→ Problem requirements: Reproduce every entry exactly, without alteration.

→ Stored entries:
—————

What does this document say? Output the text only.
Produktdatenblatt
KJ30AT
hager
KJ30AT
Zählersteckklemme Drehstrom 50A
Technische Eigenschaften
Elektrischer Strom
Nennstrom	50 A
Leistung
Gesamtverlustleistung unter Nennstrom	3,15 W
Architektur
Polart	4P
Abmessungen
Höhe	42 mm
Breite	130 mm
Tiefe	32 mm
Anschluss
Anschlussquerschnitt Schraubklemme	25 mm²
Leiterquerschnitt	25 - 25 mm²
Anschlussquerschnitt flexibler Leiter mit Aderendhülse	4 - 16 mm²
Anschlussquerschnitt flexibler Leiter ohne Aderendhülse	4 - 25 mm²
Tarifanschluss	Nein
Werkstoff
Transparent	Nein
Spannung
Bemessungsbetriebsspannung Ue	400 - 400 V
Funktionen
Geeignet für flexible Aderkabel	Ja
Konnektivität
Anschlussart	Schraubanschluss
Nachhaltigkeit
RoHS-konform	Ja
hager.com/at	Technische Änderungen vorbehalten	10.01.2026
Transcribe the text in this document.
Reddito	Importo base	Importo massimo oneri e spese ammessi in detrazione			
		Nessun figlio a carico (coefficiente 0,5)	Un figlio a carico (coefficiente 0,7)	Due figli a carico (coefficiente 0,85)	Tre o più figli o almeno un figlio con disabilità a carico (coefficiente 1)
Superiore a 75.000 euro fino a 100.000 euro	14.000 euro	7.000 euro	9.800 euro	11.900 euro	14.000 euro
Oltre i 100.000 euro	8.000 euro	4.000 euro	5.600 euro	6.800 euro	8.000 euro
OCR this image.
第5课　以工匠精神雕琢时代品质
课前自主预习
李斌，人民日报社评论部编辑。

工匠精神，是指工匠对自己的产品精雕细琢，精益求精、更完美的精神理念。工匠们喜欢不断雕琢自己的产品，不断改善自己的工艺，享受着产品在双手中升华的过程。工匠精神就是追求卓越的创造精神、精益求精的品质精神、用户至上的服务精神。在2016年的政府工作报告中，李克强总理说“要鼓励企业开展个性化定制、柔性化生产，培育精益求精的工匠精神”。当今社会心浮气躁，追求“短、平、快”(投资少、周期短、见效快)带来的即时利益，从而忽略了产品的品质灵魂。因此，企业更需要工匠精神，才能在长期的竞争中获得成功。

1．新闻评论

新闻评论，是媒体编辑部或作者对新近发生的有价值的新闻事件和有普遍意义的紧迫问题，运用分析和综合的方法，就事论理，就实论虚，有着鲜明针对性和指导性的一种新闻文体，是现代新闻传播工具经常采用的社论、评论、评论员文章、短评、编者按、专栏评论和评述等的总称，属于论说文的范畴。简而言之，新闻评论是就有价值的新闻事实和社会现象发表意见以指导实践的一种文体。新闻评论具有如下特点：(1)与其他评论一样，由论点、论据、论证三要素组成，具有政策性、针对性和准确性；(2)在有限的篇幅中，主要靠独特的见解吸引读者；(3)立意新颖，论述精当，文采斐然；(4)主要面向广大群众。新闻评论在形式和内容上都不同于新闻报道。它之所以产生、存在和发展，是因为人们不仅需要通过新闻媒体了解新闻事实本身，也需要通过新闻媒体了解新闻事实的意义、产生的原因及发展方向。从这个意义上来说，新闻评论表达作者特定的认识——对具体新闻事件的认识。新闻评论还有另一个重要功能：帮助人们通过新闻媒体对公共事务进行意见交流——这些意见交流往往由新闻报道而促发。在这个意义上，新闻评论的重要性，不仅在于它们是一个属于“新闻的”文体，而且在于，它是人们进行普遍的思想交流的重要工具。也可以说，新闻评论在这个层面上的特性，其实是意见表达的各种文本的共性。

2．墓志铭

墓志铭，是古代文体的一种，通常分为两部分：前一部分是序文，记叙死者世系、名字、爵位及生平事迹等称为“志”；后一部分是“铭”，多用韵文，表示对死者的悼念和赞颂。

—————

→ Complete answer:
What does this document say? Output the text only.
Produktdatenblatt
KJ30AT
hager
KJ30AT
Zählersteckklemme Drehstrom 50A
Technische Eigenschaften
Elektrischer Strom
Nennstrom	50 A
Leistung
Gesamtverlustleistung unter Nennstrom	3,15 W
Architektur
Polart	4P
Abmessungen
Höhe	42 mm
Breite	130 mm
Tiefe	32 mm
Anschluss
Anschlussquerschnitt Schraubklemme	25 mm²
Leiterquerschnitt	25 - 25 mm²
Anschlussquerschnitt flexibler Leiter mit Aderendhülse	4 - 16 mm²
Anschlussquerschnitt flexibler Leiter ohne Aderendhülse	4 - 25 mm²
Tarifanschluss	Nein
Werkstoff
Transparent	Nein
Spannung
Bemessungsbetriebsspannung Ue	400 - 400 V
Funktionen
Geeignet für flexible Aderkabel	Ja
Konnektivität
Anschlussart	Schraubanschluss
Nachhaltigkeit
RoHS-konform	Ja
hager.com/at	Technische Änderungen vorbehalten	10.01.2026
Transcribe the text in this document.
Reddito	Importo base	Importo massimo oneri e spese ammessi in detrazione			
		Nessun figlio a carico (coefficiente 0,5)	Un figlio a carico (coefficiente 0,7)	Due figli a carico (coefficiente 0,85)	Tre o più figli o almeno un figlio con disabilità a carico (coefficiente 1)
Superiore a 75.000 euro fino a 100.000 euro	14.000 euro	7.000 euro	9.800 euro	11.900 euro	14.000 euro
Oltre i 100.000 euro	8.000 euro	4.000 euro	5.600 euro	6.800 euro	8.000 euro
OCR this image.
第5课　以工匠精神雕琢时代品质
课前自主预习
李斌，人民日报社评论部编辑。

工匠精神，是指工匠对自己的产品精雕细琢，精益求精、更完美的精神理念。工匠们喜欢不断雕琢自己的产品，不断改善自己的工艺，享受着产品在双手中升华的过程。工匠精神就是追求卓越的创造精神、精益求精的品质精神、用户至上的服务精神。在2016年的政府工作报告中，李克强总理说“要鼓励企业开展个性化定制、柔性化生产，培育精益求精的工匠精神”。当今社会心浮气躁，追求“短、平、快”(投资少、周期短、见效快)带来的即时利益，从而忽略了产品的品质灵魂。因此，企业更需要工匠精神，才能在长期的竞争中获得成功。

1．新闻评论

新闻评论，是媒体编辑部或作者对新近发生的有价值的新闻事件和有普遍意义的紧迫问题，运用分析和综合的方法，就事论理，就实论虚，有着鲜明针对性和指导性的一种新闻文体，是现代新闻传播工具经常采用的社论、评论、评论员文章、短评、编者按、专栏评论和评述等的总称，属于论说文的范畴。简而言之，新闻评论是就有价值的新闻事实和社会现象发表意见以指导实践的一种文体。新闻评论具有如下特点：(1)与其他评论一样，由论点、论据、论证三要素组成，具有政策性、针对性和准确性；(2)在有限的篇幅中，主要靠独特的见解吸引读者；(3)立意新颖，论述精当，文采斐然；(4)主要面向广大群众。新闻评论在形式和内容上都不同于新闻报道。它之所以产生、存在和发展，是因为人们不仅需要通过新闻媒体了解新闻事实本身，也需要通过新闻媒体了解新闻事实的意义、产生的原因及发展方向。从这个意义上来说，新闻评论表达作者特定的认识——对具体新闻事件的认识。新闻评论还有另一个重要功能：帮助人们通过新闻媒体对公共事务进行意见交流——这些意见交流往往由新闻报道而促发。在这个意义上，新闻评论的重要性，不仅在于它们是一个属于“新闻的”文体，而且在于，它是人们进行普遍的思想交流的重要工具。也可以说，新闻评论在这个层面上的特性，其实是意见表达的各种文本的共性。

2．墓志铭

墓志铭，是古代文体的一种，通常分为两部分：前一部分是序文，记叙死者世系、名字、爵位及生平事迹等称为“志”；后一部分是“铭”，多用韵文，表示对死者的悼念和赞颂。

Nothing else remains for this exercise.